====== Record list

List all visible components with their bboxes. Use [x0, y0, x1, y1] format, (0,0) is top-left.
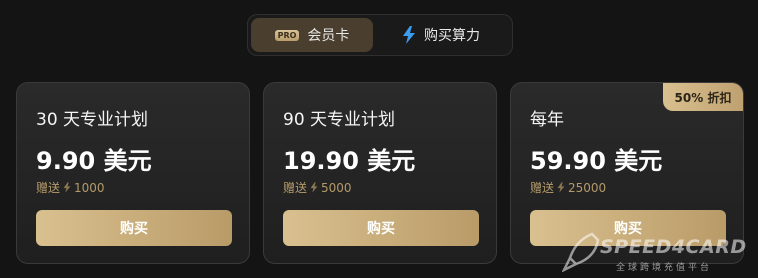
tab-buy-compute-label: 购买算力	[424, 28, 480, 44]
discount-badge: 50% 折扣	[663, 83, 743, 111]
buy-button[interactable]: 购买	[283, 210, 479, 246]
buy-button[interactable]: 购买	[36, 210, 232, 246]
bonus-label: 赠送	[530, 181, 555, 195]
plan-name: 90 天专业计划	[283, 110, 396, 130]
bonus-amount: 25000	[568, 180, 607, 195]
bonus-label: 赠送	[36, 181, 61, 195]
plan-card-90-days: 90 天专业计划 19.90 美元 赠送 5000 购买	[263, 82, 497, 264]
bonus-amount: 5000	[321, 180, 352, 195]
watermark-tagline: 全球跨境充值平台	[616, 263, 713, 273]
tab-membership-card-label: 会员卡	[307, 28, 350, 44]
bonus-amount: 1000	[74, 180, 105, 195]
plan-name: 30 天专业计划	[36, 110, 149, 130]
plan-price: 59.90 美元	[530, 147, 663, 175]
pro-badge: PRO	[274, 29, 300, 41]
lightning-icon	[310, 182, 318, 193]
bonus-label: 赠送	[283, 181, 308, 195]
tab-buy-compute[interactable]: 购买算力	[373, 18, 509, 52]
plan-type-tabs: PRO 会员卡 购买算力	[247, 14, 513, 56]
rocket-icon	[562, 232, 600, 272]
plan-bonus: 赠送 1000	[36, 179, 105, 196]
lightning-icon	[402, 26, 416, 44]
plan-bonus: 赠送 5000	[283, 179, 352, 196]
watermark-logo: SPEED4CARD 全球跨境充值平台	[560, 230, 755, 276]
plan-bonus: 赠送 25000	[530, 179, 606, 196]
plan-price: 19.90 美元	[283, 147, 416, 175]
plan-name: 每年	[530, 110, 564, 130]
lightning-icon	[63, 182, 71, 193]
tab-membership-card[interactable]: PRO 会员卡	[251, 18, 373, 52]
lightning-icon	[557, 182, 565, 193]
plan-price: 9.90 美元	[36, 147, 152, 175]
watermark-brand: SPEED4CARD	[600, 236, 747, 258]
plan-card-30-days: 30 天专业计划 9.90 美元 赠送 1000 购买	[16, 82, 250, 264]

============
====== Record list

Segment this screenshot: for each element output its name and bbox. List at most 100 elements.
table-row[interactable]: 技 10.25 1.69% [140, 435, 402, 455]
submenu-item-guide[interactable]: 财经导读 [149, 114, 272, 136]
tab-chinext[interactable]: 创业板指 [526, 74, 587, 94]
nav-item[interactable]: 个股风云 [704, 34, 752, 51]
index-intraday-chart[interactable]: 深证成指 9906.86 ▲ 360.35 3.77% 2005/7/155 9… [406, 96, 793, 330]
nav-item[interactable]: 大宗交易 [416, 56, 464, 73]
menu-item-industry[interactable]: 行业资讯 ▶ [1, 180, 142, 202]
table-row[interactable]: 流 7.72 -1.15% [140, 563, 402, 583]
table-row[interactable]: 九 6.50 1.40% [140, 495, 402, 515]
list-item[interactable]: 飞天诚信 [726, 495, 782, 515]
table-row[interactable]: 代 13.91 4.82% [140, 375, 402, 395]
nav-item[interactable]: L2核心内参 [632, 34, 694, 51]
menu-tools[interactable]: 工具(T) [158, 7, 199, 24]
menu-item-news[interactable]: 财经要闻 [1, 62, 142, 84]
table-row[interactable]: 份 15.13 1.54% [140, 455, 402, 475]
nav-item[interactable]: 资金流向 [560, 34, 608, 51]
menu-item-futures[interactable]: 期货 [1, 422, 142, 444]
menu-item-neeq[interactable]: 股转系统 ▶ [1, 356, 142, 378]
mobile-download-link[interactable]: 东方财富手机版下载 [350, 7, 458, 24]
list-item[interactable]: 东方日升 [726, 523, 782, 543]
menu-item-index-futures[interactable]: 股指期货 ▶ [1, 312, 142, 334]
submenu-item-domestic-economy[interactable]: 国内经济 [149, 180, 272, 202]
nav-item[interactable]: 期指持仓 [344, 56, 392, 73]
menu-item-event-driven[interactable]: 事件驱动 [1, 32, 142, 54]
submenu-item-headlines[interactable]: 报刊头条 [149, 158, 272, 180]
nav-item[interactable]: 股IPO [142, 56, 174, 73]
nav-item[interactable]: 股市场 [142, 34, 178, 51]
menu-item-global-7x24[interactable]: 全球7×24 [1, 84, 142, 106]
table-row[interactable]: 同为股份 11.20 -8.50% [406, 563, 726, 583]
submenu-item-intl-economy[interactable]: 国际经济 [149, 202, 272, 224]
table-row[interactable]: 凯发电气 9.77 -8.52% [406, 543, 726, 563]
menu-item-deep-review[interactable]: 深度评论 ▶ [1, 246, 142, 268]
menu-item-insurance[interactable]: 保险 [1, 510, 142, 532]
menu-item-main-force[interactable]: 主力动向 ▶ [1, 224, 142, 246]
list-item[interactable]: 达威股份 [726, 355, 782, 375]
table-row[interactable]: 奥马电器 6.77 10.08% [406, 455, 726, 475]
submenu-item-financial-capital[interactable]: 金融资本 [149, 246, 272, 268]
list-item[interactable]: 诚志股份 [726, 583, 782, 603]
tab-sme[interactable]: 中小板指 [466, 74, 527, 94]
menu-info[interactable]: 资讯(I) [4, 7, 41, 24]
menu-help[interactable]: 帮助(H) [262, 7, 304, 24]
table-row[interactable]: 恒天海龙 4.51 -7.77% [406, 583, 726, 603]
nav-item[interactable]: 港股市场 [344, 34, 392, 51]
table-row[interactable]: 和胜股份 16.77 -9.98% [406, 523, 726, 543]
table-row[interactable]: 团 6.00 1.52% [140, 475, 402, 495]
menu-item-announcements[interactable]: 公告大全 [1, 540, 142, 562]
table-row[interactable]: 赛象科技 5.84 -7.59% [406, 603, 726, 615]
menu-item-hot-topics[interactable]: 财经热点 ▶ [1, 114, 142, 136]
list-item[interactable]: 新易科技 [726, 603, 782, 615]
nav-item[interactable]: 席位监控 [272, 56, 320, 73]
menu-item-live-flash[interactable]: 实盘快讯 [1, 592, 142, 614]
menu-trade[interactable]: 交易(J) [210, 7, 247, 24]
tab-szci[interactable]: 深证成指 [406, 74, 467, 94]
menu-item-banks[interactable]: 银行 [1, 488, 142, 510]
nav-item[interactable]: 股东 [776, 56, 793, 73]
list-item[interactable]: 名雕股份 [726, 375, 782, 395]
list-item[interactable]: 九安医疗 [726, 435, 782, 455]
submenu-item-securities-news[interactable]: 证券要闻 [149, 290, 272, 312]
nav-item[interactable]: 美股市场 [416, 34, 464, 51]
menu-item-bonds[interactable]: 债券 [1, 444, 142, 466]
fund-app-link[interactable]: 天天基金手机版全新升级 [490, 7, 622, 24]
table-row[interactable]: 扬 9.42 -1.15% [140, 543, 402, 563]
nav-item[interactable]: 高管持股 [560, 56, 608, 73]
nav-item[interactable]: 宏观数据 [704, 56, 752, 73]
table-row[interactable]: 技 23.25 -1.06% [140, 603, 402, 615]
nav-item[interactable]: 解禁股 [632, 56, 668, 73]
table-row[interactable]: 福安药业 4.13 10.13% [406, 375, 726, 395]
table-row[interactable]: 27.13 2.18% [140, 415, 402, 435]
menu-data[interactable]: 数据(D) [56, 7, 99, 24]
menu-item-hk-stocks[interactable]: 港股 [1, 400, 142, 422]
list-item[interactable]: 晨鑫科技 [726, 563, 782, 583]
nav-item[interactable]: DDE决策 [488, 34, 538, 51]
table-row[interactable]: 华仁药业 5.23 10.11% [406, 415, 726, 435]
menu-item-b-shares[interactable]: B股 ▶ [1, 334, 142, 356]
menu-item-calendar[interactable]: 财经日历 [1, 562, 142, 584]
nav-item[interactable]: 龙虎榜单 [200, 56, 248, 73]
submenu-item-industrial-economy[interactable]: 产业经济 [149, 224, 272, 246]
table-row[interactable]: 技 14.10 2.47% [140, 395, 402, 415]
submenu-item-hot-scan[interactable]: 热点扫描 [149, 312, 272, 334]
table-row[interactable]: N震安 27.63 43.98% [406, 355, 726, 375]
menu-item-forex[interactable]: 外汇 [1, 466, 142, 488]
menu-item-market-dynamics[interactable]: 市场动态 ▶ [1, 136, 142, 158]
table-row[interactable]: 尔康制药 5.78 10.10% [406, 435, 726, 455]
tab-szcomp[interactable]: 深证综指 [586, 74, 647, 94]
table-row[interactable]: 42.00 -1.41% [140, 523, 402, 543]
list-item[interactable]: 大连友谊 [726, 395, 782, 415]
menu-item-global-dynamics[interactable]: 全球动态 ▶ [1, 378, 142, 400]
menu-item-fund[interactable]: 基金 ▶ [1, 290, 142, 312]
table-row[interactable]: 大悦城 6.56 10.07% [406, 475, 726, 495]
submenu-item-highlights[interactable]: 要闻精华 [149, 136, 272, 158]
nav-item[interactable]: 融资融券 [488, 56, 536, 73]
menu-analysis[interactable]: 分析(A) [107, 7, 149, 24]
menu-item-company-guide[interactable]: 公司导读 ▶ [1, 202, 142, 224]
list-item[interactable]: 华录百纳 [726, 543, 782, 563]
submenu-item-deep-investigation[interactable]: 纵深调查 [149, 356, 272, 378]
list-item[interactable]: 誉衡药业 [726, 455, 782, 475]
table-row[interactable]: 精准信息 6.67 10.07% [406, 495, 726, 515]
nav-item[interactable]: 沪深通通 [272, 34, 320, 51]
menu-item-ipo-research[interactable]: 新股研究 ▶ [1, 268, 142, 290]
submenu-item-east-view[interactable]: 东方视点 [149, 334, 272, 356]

============

**The task:** Recast the lines above as a JSON list of strings, starting at the line that contains "28, 480, 44]" and ending at the line that contains "110, 396, 130]", one string per line.

**Solution to this problem:**
[
  "tab-buy-compute-label: 购买算力\t[424, 28, 480, 44]",
  "discount-badge: 50% 折扣\t[663, 83, 743, 111]",
  "buy-button[interactable]: 购买\t[283, 210, 479, 246]",
  "buy-button[interactable]: 购买\t[36, 210, 232, 246]",
  "bonus-label: 赠送\t[530, 181, 555, 195]",
  "plan-name: 90 天专业计划\t[283, 110, 396, 130]"
]